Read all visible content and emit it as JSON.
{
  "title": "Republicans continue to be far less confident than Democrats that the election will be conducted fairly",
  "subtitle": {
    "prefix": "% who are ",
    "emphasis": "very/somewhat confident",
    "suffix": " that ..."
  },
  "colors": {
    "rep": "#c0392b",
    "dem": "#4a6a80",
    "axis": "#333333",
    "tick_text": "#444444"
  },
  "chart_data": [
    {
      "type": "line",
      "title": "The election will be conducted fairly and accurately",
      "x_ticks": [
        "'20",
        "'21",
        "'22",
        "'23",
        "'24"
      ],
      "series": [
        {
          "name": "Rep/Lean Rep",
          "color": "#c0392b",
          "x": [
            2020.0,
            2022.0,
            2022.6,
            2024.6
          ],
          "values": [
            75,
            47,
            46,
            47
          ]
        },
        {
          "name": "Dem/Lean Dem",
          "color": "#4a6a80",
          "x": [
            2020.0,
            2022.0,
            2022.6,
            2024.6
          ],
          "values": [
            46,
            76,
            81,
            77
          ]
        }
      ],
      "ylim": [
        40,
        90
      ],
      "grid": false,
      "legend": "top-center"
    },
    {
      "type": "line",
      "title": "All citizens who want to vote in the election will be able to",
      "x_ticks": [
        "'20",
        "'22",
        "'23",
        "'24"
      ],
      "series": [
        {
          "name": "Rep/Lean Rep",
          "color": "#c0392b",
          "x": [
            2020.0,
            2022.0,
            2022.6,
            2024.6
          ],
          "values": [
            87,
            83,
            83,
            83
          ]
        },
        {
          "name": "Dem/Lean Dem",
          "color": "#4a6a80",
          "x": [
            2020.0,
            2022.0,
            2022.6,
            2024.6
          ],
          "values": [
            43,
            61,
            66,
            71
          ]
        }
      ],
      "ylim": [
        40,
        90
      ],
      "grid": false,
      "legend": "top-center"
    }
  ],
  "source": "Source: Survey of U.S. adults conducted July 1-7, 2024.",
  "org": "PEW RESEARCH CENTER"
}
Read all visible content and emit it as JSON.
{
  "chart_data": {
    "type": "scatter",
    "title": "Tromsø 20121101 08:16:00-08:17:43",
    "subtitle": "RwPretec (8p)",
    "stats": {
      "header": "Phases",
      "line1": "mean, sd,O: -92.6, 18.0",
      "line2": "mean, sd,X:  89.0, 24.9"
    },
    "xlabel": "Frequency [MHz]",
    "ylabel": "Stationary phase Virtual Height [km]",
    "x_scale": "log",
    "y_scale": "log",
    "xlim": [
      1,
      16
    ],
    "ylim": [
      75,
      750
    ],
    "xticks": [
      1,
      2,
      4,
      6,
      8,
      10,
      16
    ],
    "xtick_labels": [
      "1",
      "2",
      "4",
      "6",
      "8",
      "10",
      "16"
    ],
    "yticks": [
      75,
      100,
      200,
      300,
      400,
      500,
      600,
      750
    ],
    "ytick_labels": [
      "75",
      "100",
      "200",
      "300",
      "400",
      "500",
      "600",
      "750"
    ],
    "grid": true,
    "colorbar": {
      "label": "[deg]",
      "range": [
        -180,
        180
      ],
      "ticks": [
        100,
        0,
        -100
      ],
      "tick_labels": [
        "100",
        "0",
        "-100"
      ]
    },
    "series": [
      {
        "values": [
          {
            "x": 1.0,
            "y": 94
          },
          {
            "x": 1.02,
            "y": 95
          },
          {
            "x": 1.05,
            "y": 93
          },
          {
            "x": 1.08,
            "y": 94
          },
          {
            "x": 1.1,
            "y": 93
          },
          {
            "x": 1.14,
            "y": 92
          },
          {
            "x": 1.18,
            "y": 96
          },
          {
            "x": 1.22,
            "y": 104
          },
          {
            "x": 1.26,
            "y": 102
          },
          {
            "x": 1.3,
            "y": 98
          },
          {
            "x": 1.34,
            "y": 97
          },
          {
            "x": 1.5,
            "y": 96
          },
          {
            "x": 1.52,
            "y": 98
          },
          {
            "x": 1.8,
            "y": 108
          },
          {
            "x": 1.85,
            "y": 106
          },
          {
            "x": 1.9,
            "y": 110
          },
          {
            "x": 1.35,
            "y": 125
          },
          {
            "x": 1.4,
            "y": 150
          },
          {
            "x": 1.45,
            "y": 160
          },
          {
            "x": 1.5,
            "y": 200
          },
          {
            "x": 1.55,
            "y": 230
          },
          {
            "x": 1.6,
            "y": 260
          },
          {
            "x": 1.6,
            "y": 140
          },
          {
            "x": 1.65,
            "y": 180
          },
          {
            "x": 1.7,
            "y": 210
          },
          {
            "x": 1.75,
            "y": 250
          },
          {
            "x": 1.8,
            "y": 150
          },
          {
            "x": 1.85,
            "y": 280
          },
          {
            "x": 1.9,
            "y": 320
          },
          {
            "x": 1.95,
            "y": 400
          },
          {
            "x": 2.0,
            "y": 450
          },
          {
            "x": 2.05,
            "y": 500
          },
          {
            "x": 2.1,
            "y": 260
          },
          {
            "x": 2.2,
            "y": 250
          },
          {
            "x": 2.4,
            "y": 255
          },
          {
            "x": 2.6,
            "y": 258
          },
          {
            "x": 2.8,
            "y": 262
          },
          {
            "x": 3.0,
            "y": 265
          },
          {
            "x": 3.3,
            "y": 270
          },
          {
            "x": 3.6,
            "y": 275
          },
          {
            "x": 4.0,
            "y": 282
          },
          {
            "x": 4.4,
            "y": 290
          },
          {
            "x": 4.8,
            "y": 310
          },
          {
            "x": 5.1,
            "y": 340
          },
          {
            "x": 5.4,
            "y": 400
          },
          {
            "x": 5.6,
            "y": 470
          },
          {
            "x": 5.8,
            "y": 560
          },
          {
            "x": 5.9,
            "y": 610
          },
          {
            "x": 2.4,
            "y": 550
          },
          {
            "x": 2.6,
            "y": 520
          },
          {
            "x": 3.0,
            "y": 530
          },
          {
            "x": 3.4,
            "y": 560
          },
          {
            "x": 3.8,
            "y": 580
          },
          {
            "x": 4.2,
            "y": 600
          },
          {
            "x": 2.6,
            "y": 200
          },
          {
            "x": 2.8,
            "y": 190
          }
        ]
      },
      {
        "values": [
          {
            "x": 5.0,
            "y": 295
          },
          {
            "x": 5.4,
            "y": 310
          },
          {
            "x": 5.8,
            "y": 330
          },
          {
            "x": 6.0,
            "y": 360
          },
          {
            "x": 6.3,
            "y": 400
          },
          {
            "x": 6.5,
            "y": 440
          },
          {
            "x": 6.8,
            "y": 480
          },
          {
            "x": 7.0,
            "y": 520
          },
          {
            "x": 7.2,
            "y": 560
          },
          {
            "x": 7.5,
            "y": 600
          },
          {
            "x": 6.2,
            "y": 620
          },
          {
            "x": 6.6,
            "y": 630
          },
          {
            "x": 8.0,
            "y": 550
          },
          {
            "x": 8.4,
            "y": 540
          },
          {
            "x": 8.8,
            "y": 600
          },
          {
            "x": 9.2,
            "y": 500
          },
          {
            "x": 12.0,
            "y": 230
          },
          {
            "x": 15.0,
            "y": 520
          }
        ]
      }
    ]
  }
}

+++

#### WORK TO COMPLETE
List each line of the entries that holds the string "election".

#### RESPONSE TO THIS TASK
  "title": "Republicans continue to be far less confident than Democrats that the election will be conducted fairly",
      "title": "The election will be conducted fairly and accurately",
      "title": "All citizens who want to vote in the election will be able to",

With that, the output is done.